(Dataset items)
---
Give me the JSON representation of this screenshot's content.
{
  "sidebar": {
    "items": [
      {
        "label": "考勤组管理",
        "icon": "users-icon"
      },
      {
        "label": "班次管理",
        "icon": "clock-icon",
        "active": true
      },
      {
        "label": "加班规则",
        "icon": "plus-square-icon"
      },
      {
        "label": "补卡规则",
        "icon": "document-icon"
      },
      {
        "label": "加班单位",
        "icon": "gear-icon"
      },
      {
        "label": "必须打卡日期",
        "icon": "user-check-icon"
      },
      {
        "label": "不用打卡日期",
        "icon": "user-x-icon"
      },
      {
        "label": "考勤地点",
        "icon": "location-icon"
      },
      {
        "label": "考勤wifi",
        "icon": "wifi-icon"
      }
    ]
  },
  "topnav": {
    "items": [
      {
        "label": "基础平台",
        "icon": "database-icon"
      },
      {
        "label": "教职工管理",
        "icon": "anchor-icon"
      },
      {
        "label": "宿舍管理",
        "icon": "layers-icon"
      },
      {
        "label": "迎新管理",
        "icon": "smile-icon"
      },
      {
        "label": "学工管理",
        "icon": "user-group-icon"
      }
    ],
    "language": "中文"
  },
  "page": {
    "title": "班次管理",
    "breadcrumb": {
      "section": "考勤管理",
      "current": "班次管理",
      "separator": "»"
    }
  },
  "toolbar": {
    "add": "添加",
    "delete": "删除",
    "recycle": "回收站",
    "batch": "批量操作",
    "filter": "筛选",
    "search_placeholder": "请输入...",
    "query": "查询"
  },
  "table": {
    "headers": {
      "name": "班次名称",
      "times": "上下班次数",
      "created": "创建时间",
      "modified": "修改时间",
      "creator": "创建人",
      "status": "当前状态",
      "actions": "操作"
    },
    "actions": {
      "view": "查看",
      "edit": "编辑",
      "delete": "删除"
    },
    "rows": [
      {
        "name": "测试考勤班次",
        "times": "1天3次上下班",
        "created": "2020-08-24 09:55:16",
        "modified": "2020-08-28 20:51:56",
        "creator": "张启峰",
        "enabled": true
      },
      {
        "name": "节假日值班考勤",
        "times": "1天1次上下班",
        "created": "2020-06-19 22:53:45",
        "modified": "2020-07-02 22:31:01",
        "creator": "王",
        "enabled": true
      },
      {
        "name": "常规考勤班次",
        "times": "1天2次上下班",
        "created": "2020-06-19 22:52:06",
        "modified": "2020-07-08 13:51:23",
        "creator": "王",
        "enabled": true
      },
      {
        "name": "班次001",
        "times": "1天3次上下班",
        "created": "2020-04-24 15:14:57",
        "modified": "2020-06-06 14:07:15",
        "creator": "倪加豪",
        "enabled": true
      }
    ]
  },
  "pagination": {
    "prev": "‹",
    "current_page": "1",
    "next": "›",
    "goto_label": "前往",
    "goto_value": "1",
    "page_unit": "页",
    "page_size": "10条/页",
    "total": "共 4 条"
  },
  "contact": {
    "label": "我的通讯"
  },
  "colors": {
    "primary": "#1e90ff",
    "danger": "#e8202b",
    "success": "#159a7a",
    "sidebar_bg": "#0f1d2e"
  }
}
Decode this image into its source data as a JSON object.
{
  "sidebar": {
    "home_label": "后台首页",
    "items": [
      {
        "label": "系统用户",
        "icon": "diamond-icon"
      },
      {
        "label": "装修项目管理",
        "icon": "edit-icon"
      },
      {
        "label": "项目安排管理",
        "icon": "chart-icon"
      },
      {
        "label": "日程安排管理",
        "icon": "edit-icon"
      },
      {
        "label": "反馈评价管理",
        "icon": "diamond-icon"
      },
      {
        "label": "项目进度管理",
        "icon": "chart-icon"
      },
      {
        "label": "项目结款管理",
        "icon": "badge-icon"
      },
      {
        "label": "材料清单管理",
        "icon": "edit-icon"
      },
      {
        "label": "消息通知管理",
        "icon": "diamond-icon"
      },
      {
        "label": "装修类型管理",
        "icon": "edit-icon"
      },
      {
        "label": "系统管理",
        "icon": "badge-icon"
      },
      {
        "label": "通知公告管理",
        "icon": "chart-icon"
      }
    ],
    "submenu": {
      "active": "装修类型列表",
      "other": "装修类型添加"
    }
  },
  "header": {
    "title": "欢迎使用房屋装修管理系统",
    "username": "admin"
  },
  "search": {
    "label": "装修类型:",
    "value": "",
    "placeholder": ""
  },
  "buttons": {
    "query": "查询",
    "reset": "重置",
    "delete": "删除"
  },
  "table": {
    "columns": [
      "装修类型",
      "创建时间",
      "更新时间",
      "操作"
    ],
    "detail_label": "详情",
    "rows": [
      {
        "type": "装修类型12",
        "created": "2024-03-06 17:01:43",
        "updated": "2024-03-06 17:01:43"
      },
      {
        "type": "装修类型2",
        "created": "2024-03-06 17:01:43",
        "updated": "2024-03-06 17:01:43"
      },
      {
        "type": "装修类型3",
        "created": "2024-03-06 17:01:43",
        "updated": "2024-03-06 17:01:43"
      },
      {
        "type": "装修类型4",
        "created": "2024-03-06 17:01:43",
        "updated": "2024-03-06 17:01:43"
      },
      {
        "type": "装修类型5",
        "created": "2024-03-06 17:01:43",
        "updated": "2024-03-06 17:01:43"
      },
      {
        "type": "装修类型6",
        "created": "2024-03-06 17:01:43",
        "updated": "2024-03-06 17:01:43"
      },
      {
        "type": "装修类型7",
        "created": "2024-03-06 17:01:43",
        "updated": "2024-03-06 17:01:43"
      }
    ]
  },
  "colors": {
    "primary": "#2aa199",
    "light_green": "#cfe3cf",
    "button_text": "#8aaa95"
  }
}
---
▶ [The request]:
Write out all the records above again, exactly as they stand.

▶ [Solution for this problem]:
Give me the JSON representation of this screenshot's content.
{
  "sidebar": {
    "items": [
      {
        "label": "考勤组管理",
        "icon": "users-icon"
      },
      {
        "label": "班次管理",
        "icon": "clock-icon",
        "active": true
      },
      {
        "label": "加班规则",
        "icon": "plus-square-icon"
      },
      {
        "label": "补卡规则",
        "icon": "document-icon"
      },
      {
        "label": "加班单位",
        "icon": "gear-icon"
      },
      {
        "label": "必须打卡日期",
        "icon": "user-check-icon"
      },
      {
        "label": "不用打卡日期",
        "icon": "user-x-icon"
      },
      {
        "label": "考勤地点",
        "icon": "location-icon"
      },
      {
        "label": "考勤wifi",
        "icon": "wifi-icon"
      }
    ]
  },
  "topnav": {
    "items": [
      {
        "label": "基础平台",
        "icon": "database-icon"
      },
      {
        "label": "教职工管理",
        "icon": "anchor-icon"
      },
      {
        "label": "宿舍管理",
        "icon": "layers-icon"
      },
      {
        "label": "迎新管理",
        "icon": "smile-icon"
      },
      {
        "label": "学工管理",
        "icon": "user-group-icon"
      }
    ],
    "language": "中文"
  },
  "page": {
    "title": "班次管理",
    "breadcrumb": {
      "section": "考勤管理",
      "current": "班次管理",
      "separator": "»"
    }
  },
  "toolbar": {
    "add": "添加",
    "delete": "删除",
    "recycle": "回收站",
    "batch": "批量操作",
    "filter": "筛选",
    "search_placeholder": "请输入...",
    "query": "查询"
  },
  "table": {
    "headers": {
      "name": "班次名称",
      "times": "上下班次数",
      "created": "创建时间",
      "modified": "修改时间",
      "creator": "创建人",
      "status": "当前状态",
      "actions": "操作"
    },
    "actions": {
      "view": "查看",
      "edit": "编辑",
      "delete": "删除"
    },
    "rows": [
      {
        "name": "测试考勤班次",
        "times": "1天3次上下班",
        "created": "2020-08-24 09:55:16",
        "modified": "2020-08-28 20:51:56",
        "creator": "张启峰",
        "enabled": true
      },
      {
        "name": "节假日值班考勤",
        "times": "1天1次上下班",
        "created": "2020-06-19 22:53:45",
        "modified": "2020-07-02 22:31:01",
        "creator": "王",
        "enabled": true
      },
      {
        "name": "常规考勤班次",
        "times": "1天2次上下班",
        "created": "2020-06-19 22:52:06",
        "modified": "2020-07-08 13:51:23",
        "creator": "王",
        "enabled": true
      },
      {
        "name": "班次001",
        "times": "1天3次上下班",
        "created": "2020-04-24 15:14:57",
        "modified": "2020-06-06 14:07:15",
        "creator": "倪加豪",
        "enabled": true
      }
    ]
  },
  "pagination": {
    "prev": "‹",
    "current_page": "1",
    "next": "›",
    "goto_label": "前往",
    "goto_value": "1",
    "page_unit": "页",
    "page_size": "10条/页",
    "total": "共 4 条"
  },
  "contact": {
    "label": "我的通讯"
  },
  "colors": {
    "primary": "#1e90ff",
    "danger": "#e8202b",
    "success": "#159a7a",
    "sidebar_bg": "#0f1d2e"
  }
}
Decode this image into its source data as a JSON object.
{
  "sidebar": {
    "home_label": "后台首页",
    "items": [
      {
        "label": "系统用户",
        "icon": "diamond-icon"
      },
      {
        "label": "装修项目管理",
        "icon": "edit-icon"
      },
      {
        "label": "项目安排管理",
        "icon": "chart-icon"
      },
      {
        "label": "日程安排管理",
        "icon": "edit-icon"
      },
      {
        "label": "反馈评价管理",
        "icon": "diamond-icon"
      },
      {
        "label": "项目进度管理",
        "icon": "chart-icon"
      },
      {
        "label": "项目结款管理",
        "icon": "badge-icon"
      },
      {
        "label": "材料清单管理",
        "icon": "edit-icon"
      },
      {
        "label": "消息通知管理",
        "icon": "diamond-icon"
      },
      {
        "label": "装修类型管理",
        "icon": "edit-icon"
      },
      {
        "label": "系统管理",
        "icon": "badge-icon"
      },
      {
        "label": "通知公告管理",
        "icon": "chart-icon"
      }
    ],
    "submenu": {
      "active": "装修类型列表",
      "other": "装修类型添加"
    }
  },
  "header": {
    "title": "欢迎使用房屋装修管理系统",
    "username": "admin"
  },
  "search": {
    "label": "装修类型:",
    "value": "",
    "placeholder": ""
  },
  "buttons": {
    "query": "查询",
    "reset": "重置",
    "delete": "删除"
  },
  "table": {
    "columns": [
      "装修类型",
      "创建时间",
      "更新时间",
      "操作"
    ],
    "detail_label": "详情",
    "rows": [
      {
        "type": "装修类型12",
        "created": "2024-03-06 17:01:43",
        "updated": "2024-03-06 17:01:43"
      },
      {
        "type": "装修类型2",
        "created": "2024-03-06 17:01:43",
        "updated": "2024-03-06 17:01:43"
      },
      {
        "type": "装修类型3",
        "created": "2024-03-06 17:01:43",
        "updated": "2024-03-06 17:01:43"
      },
      {
        "type": "装修类型4",
        "created": "2024-03-06 17:01:43",
        "updated": "2024-03-06 17:01:43"
      },
      {
        "type": "装修类型5",
        "created": "2024-03-06 17:01:43",
        "updated": "2024-03-06 17:01:43"
      },
      {
        "type": "装修类型6",
        "created": "2024-03-06 17:01:43",
        "updated": "2024-03-06 17:01:43"
      },
      {
        "type": "装修类型7",
        "created": "2024-03-06 17:01:43",
        "updated": "2024-03-06 17:01:43"
      }
    ]
  },
  "colors": {
    "primary": "#2aa199",
    "light_green": "#cfe3cf",
    "button_text": "#8aaa95"
  }
}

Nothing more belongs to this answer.